» **Your objective**:
Locate every line in the records below that holds the word "Norway" and return each one.

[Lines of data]

━━━━

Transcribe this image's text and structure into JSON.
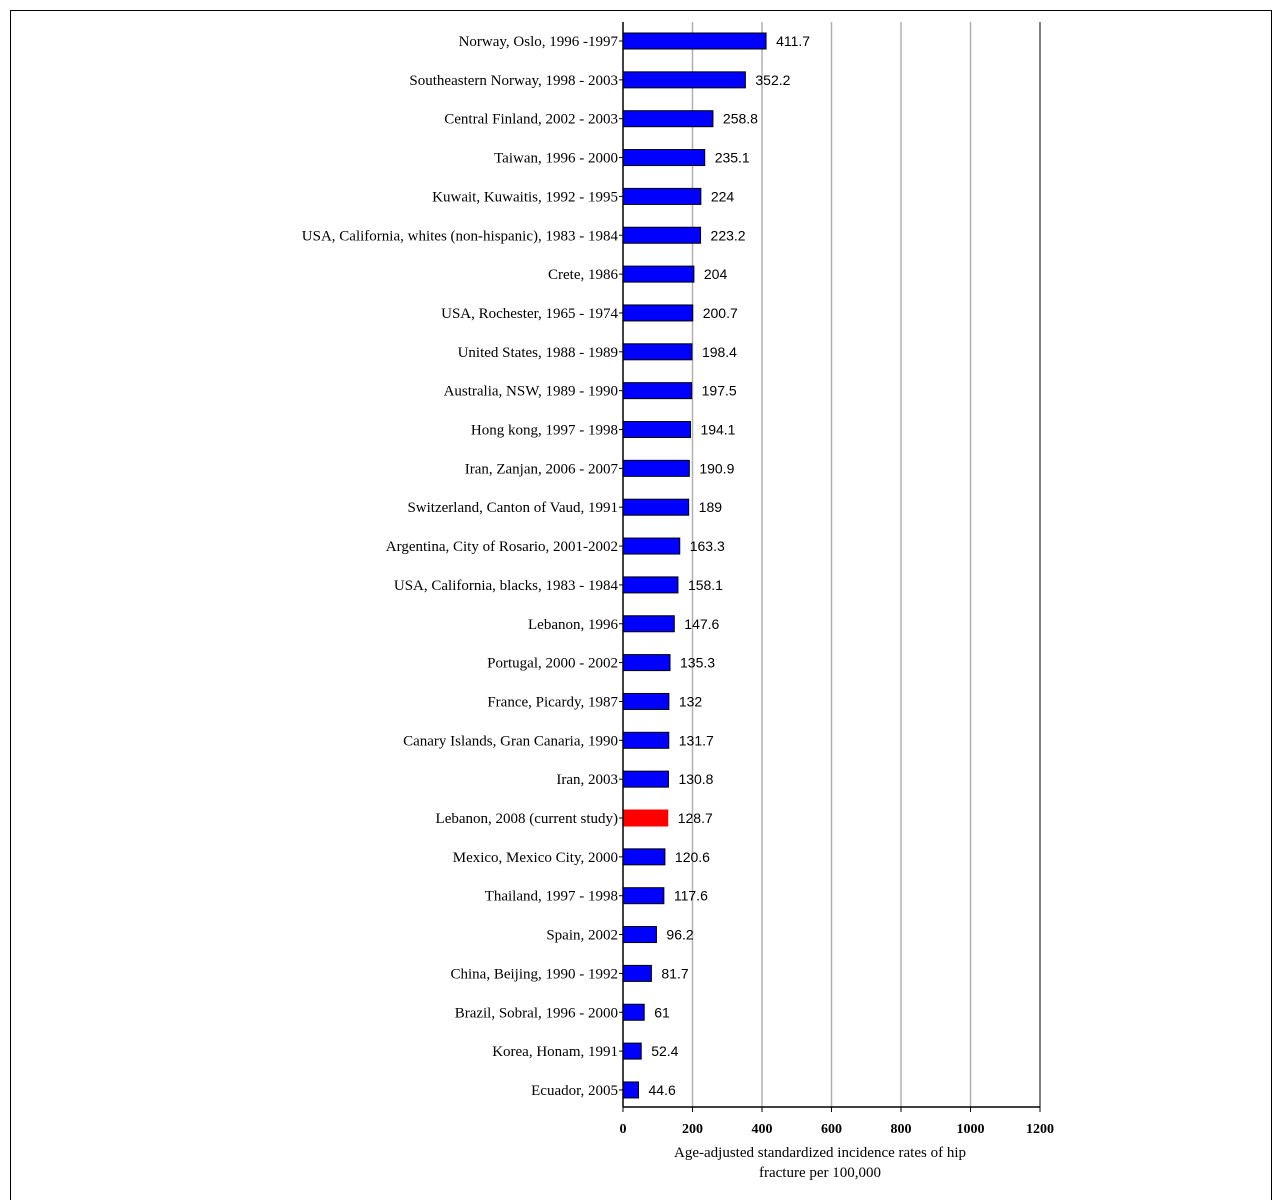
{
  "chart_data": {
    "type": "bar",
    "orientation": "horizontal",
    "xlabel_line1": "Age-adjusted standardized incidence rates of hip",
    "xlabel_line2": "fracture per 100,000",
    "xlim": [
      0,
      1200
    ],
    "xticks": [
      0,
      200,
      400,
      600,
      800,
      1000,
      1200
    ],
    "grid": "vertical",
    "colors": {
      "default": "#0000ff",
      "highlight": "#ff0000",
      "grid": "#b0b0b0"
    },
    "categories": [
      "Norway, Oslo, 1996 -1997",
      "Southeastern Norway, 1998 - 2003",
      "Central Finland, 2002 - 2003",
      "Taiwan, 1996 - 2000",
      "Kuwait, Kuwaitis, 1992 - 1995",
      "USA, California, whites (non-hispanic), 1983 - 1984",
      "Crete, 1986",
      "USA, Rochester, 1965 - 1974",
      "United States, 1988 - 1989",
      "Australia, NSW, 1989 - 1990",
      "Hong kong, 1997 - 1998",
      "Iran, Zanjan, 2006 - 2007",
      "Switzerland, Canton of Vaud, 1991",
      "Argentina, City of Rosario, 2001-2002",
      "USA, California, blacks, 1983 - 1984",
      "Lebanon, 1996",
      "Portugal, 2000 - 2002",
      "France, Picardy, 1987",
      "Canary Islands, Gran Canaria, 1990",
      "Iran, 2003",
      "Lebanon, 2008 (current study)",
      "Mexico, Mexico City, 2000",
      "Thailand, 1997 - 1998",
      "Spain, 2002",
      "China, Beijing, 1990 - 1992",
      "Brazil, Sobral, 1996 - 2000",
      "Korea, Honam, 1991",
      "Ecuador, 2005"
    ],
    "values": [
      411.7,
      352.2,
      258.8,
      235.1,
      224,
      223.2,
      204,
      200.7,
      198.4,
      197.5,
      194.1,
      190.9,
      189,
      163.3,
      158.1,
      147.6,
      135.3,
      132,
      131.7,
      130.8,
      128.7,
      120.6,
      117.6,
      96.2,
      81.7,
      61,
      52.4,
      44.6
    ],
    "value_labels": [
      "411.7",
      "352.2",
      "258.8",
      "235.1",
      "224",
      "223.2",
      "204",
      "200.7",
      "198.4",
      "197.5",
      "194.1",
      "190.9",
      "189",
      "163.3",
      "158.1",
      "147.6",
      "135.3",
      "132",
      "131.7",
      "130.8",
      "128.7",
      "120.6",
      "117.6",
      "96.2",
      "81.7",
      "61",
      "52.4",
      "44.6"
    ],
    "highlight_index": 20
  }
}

━━━━

» **Task solution**:
      "Norway, Oslo, 1996 -1997",
      "Southeastern Norway, 1998 - 2003",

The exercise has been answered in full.